- **QUOTED TEXT**:
──────
Hey gang.
Not a week goes by without someone showing off his or her DC load project, and I'm afraid this is one of those posts. For that I am sorry. Nevertheless I'd be happy if you could spare a couple of minutes and have a look at my design. Like Dave would put it, I'm a young player. Apart from tinkering with an Arduino starter package this is my first real project. This is not meant as an excuse for sucky design but more as a favour I'd like to ask of the old hands: please check for obvious traps that I might have fallen into.
I'm especially interested in your thoughts about the modularity of this thing. Decoupling seems to be a thing with all of my circuits, so that's another point I'd like you to look at. Finally, I'm well aware that my drawing skills stink. If you see "horrible" things, be sure to point them out. I'm eager to learn, so don't hold back. "Rip the thing apaaarrt."
Design goal
An electronically controlled DC load that can draw up to 3A with milliamp resolution.
Modular design: the number of load control subcircuits is variable. This gives the option to add more oomph to the appliance by adding more load control subcircuits.
Circuit explanation
The microcontroller sets the DAC (MCP4725) to a set voltage which is then fed into the regulating subcircuitry which, using a couple of N-channel MOSFETs (IRF640), draws the amount of current needed for the feedback loop to stabilize at the input voltage.
Current drawn = set voltage / 0.1 * number of load control subcircuits
As configured, the input voltage is attenuated by 99.8% (divider R4/R5) to give it a range of 0-0.15V (4095 steps). With two regulation subcircuits having a 0R1 sense resistor bank each, the load can pull 0.15 * 10 * 2 = 3A with a theoretical resolution of 0.75 mA.
──────
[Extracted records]
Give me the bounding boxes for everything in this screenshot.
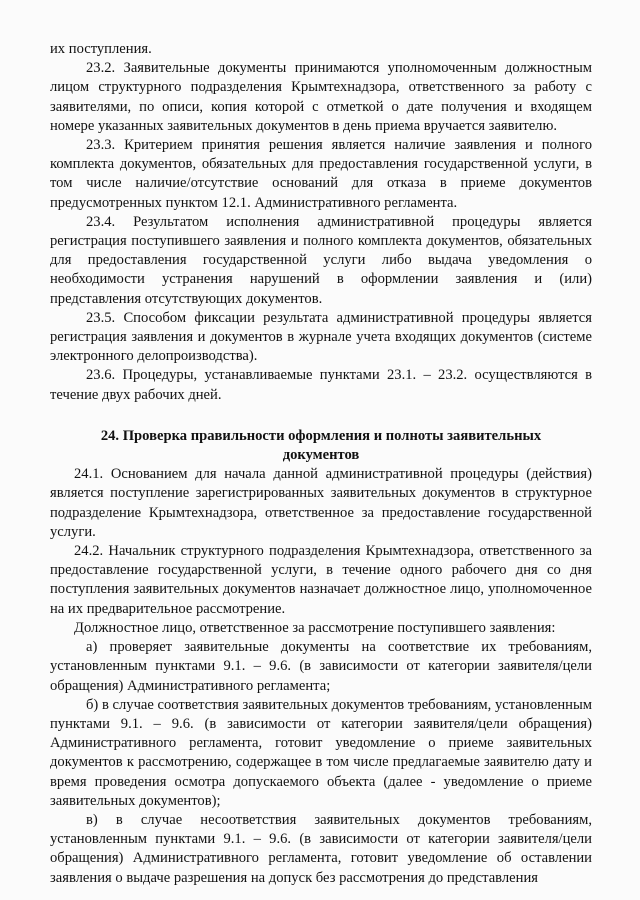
list-item-v: в) в случае несоответствия заявительных документов требованиям, установленным пунктами 9.1. – 9.6. (в зависимости от категории заявителя/цели обращения) Административного регламента, готовит уведомление об оставлении заявления о выдаче разрешения на допуск без рассмотрения до представления [50,811,592,886]
paragraph-24-2: 24.2. Начальник структурного подразделения Крымтехнадзора, ответственного за предоставление государственной услуги, в течение одного рабочего дня со дня поступления заявительных документов назначает должностное лицо, уполномоченное на их предварительное рассмотрение. [50,543,592,617]
paragraph-24-1: 24.1. Основанием для начала данной административной процедуры (действия) является поступление зарегистрированных заявительных документов в структурное подразделение Крымтехнадзора, ответственное за предоставление государственной услуги. [50,466,592,540]
paragraph-official-intro: Должностное лицо, ответственное за рассмотрение поступившего заявления: [74,619,556,636]
paragraph-continuation: их поступления. [50,41,152,57]
paragraph-23-4: 23.4. Результатом исполнения административной процедуры является регистрация поступившего заявления и полного комплекта документов, обязательных для предоставления государственной услуги либо выдача уведомления о необходимости устранения нарушений в оформлении заявления и (или) представления отсутствующих документов. [50,213,592,307]
list-item-a: а) проверяет заявительные документы на соответствие их требованиям, установленным пунктами 9.1. – 9.6. (в зависимости от категории заявителя/цели обращения) Административного регламента; [50,639,592,694]
list-item-b: б) в случае соответствия заявительных документов требованиям, установленным пунктами 9.1. – 9.6. (в зависимости от категории заявителя/цели обращения) Административного регламента, готовит уведомление о приеме заявительных документов к рассмотрению, содержащее в том числе предлагаемые заявителю дату и время проведения осмотра допускаемого объекта (далее - уведомление о приеме заявительных документов); [50,696,592,809]
paragraph-23-6: 23.6. Процедуры, устанавливаемые пунктами 23.1. – 23.2. осуществляются в течение двух рабочих дней. [50,367,592,403]
paragraph-23-3: 23.3. Критерием принятия решения является наличие заявления и полного комплекта документов, обязательных для предоставления государственной услуги, в том числе наличие/отсутствие оснований для отказа в приеме документов предусмотренных пунктом 12.1. Административного регламента. [50,137,592,211]
paragraph-23-2: 23.2. Заявительные документы принимаются уполномоченным должностным лицом структурного подразделения Крымтехнадзора, ответственного за работу с заявителями, по описи, копия которой с отметкой о дате получения и входящем номере указанных заявительных документов в день приема вручается заявителю. [50,60,592,134]
paragraph-23-5: 23.5. Способом фиксации результата административной процедуры является регистрация заявления и документов в журнале учета входящих документов (системе электронного делопроизводства). [50,309,592,365]
section-heading-24: 24. Проверка правильности оформления и полноты заявительных документов [100,427,542,464]
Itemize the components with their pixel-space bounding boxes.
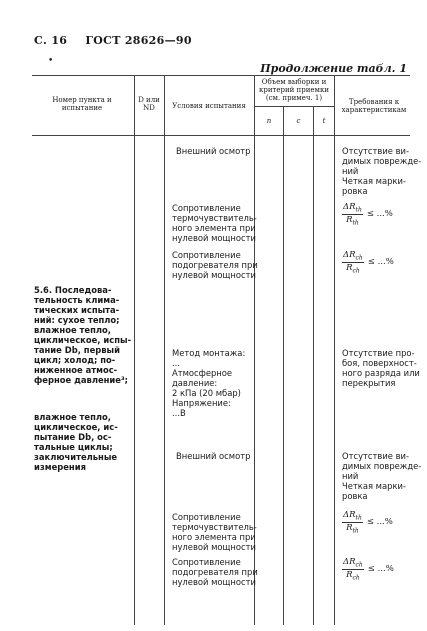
s5-requirements: Отсутствие ви- димых поврежде- ний Четкая марки- ровка bbox=[342, 451, 422, 501]
s1-conditions: Внешний осмотр bbox=[176, 146, 251, 156]
col-divider-6 bbox=[334, 75, 335, 625]
th-requirements: Требования к характеристикам bbox=[341, 98, 407, 114]
dot-mark: • bbox=[48, 56, 54, 66]
s5-conditions: Внешний осмотр bbox=[176, 451, 251, 461]
th-sample: Объем выборки и критерий приемки (см. примеч. 1) bbox=[258, 78, 329, 102]
s7-conditions: Сопротивление подогревателя при нулевой мощности bbox=[172, 557, 258, 587]
s4-conditions: Метод монтажа: ... Атмосферное давление: 2 кПа (20 мбар) Напряжение: ...В bbox=[172, 348, 246, 418]
col-divider-1 bbox=[134, 75, 135, 625]
s6-conditions: Сопротивление термочувствитель- ного элемента при нулевой мощности bbox=[172, 512, 257, 552]
s4-item: 5.6. Последова- тельность клима- тических испыта- ний: сухое тепло; влажное тепло, циклическое, испы- тание Db, первый цикл; холод; по- ниженное атмос- ферное давление³; bbox=[34, 285, 132, 385]
formula-ch-2: $\Delta R_{ch}$ $R_{ch}$ ≤ ...% bbox=[343, 557, 394, 582]
s4-requirements: Отсутствие про- боя, поверхност- ного разряда или перекрытия bbox=[342, 348, 420, 388]
th-conditions: Условия испытания bbox=[172, 102, 246, 110]
formula-th-1: $\Delta R_{th}$ $R_{th}$ ≤ ...% bbox=[343, 202, 393, 227]
col-divider-5 bbox=[313, 106, 314, 625]
continuation-label: Продолжение табл. 1 bbox=[260, 62, 407, 75]
th-t: t bbox=[322, 117, 326, 125]
s2-conditions: Сопротивление термочувствитель- ного элемента при нулевой мощности bbox=[172, 203, 257, 243]
s5-item: влажное тепло, циклическое, ис- пытание Db, ос- тальные циклы; заключительные измерения bbox=[34, 412, 118, 472]
col-divider-4 bbox=[283, 106, 284, 625]
s3-conditions: Сопротивление подогревателя при нулевой мощности bbox=[172, 250, 258, 280]
standard-code: ГОСТ 28626—90 bbox=[85, 34, 192, 47]
nct-divider bbox=[254, 106, 334, 107]
formula-th-2: $\Delta R_{th}$ $R_{th}$ ≤ ...% bbox=[343, 510, 393, 535]
th-c: c bbox=[296, 117, 301, 125]
th-d-nd: D или ND bbox=[138, 96, 160, 112]
table-top-rule bbox=[32, 75, 410, 76]
th-item: Номер пункта и испытание bbox=[52, 96, 112, 112]
page-number: С. 16 bbox=[34, 34, 68, 47]
s1-requirements: Отсутствие ви- димых поврежде- ний Четкая марки- ровка bbox=[342, 146, 422, 196]
page-header bbox=[34, 34, 206, 47]
formula-ch-1: $\Delta R_{ch}$ $R_{ch}$ ≤ ...% bbox=[343, 250, 394, 275]
col-divider-2 bbox=[164, 75, 165, 625]
th-n: n bbox=[266, 117, 272, 125]
header-bottom-rule bbox=[32, 135, 410, 136]
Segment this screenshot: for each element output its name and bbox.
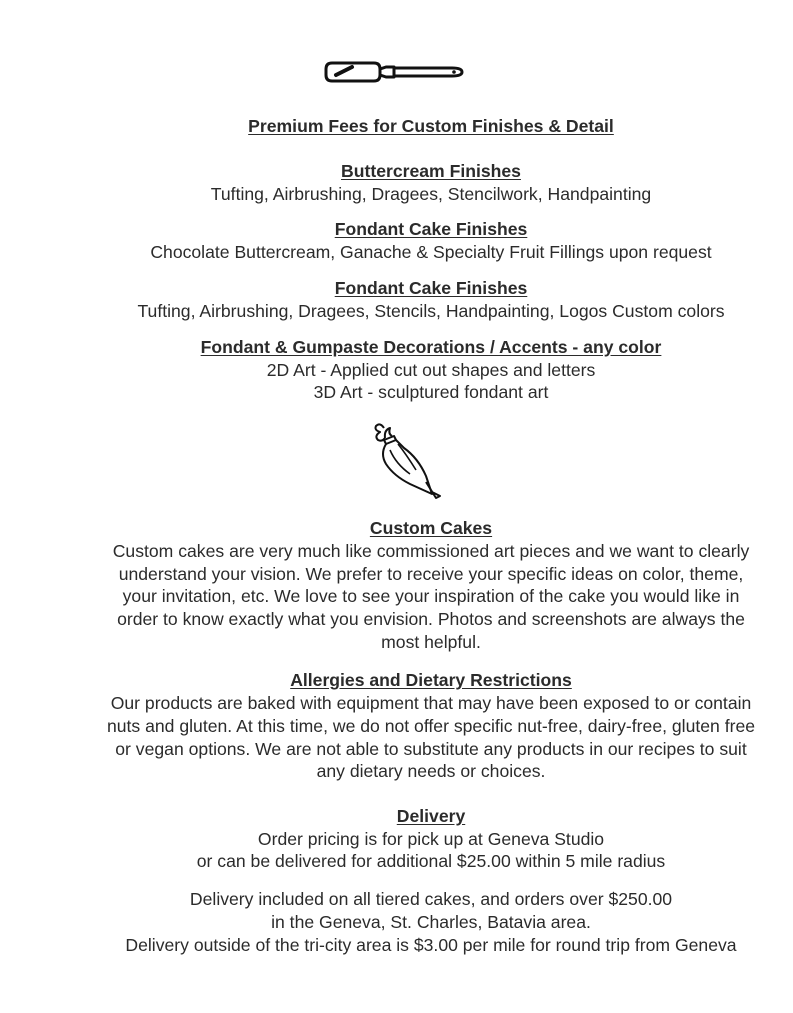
fondant-finishes-text: Tufting, Airbrushing, Dragees, Stencils, Handpainting, Logos Custom colors [137, 301, 725, 321]
delivery-text-1: Order pricing is for pick up at Geneva Studio [257, 829, 605, 849]
custom-cakes-text-4: order to know exactly what you envision. Photos and screenshots are always the [117, 609, 745, 629]
delivery-text-3: Delivery included on all tiered cakes, and orders over $250.00 [189, 889, 673, 909]
piping-bag-icon [370, 420, 448, 502]
delivery-text-2: or can be delivered for additional $25.00 within 5 mile radius [196, 851, 666, 871]
custom-cakes-text-5: most helpful. [381, 632, 481, 652]
decorations-text-3d: 3D Art - sculptured fondant art [313, 382, 549, 402]
allergies-text-3: or vegan options. We are not able to substitute any products in our recipes to suit [115, 739, 747, 759]
allergies-text-1: Our products are baked with equipment that may have been exposed to or contain [110, 693, 752, 713]
delivery-text-5: Delivery outside of the tri-city area is $3.00 per mile for round trip from Geneva [125, 935, 737, 955]
delivery-text-4: in the Geneva, St. Charles, Batavia area. [271, 912, 591, 932]
section-heading-delivery: Delivery [396, 806, 466, 826]
allergies-text-2: nuts and gluten. At this time, we do not offer specific nut-free, dairy-free, gluten free [106, 716, 756, 736]
custom-cakes-text-2: understand your vision. We prefer to receive your specific ideas on color, theme, [118, 564, 744, 584]
section-heading-allergies: Allergies and Dietary Restrictions [290, 670, 572, 690]
section-heading-fondant-fillings: Fondant Cake Finishes [334, 219, 528, 239]
page-title: Premium Fees for Custom Finishes & Detail [248, 116, 614, 136]
section-heading-decorations: Fondant & Gumpaste Decorations / Accents - any color [200, 337, 662, 357]
custom-cakes-text-3: your invitation, etc. We love to see your inspiration of the cake you would like in [122, 586, 740, 606]
section-heading-custom-cakes: Custom Cakes [369, 518, 493, 538]
allergies-text-4: any dietary needs or choices. [316, 761, 546, 781]
section-heading-buttercream: Buttercream Finishes [341, 161, 521, 181]
buttercream-text: Tufting, Airbrushing, Dragees, Stencilwork, Handpainting [210, 184, 652, 204]
decorations-text-2d: 2D Art - Applied cut out shapes and letters [266, 360, 596, 380]
fondant-fillings-text: Chocolate Buttercream, Ganache & Specialty Fruit Fillings upon request [150, 242, 712, 262]
custom-cakes-text-1: Custom cakes are very much like commissioned art pieces and we want to clearly [112, 541, 750, 561]
spatula-icon [322, 56, 466, 88]
section-heading-fondant-finishes: Fondant Cake Finishes [334, 278, 528, 298]
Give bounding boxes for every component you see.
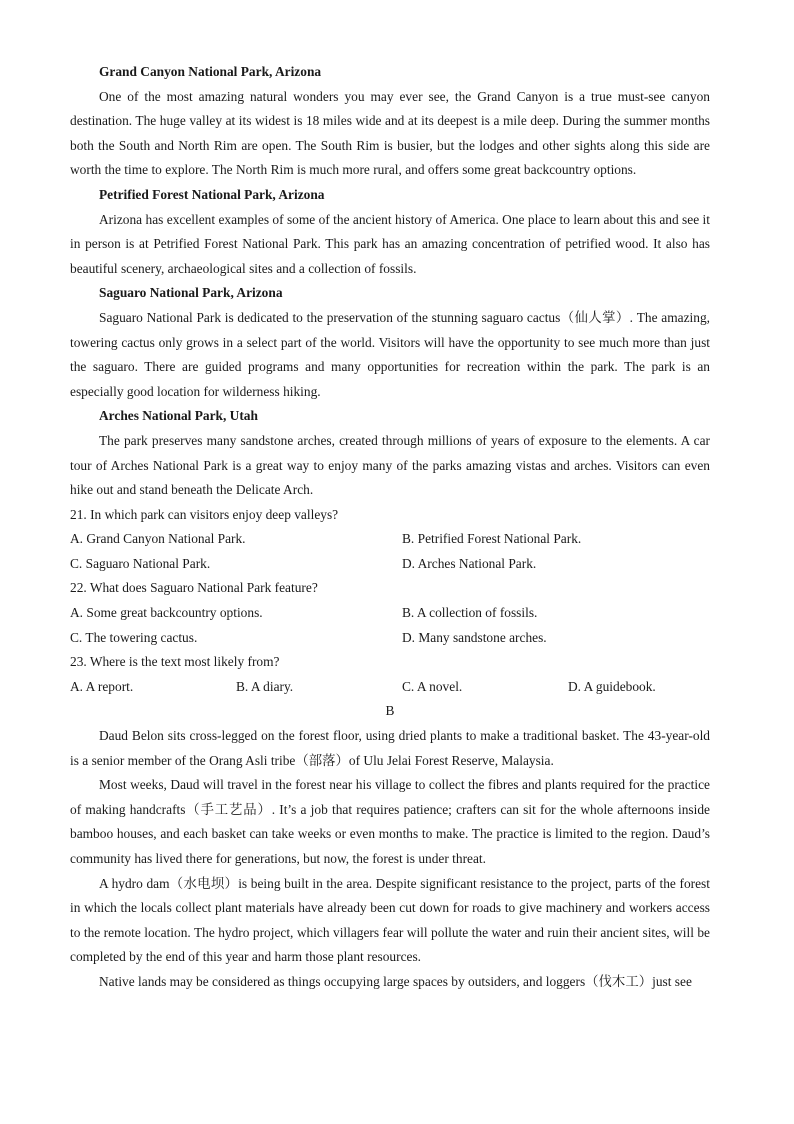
──────
- **PROBLEMS**:
• a. Using the DC load post, explain in one to three sentences how the load reaches its 3A maximum.
• b. In the DC load post, which N-channel MOSFETs does the regulating subcircuitry use?
• c. Copy the passage from the DC load post starting at "I'm especially interested" and ending at "with milliamp resolution.".

- **THE REPLIES**:
• a. The divider R4/R5 attenuates the input voltage by 99.8%, giving a range of 0-0.15V in 4095 steps. Each of the two regulation subcircuits has a 0R1 sense resistor bank, so the load can pull 0.15 * 10 * 2 = 3A.

• b. IRF640 MOSFETs.

• c.
I'm especially interested in your thoughts about the modularity of this thing. Decoupling seems to be a thing with all of my circuits, so that's another point I'd like you to look at. Finally, I'm well aware that my drawing skills stink. If you see "horrible" things, be sure to point them out. I'm eager to learn, so don't hold back. "Rip the thing apaaarrt."
Design goal
An electronically controlled DC load that can draw up to 3A with milliamp resolution.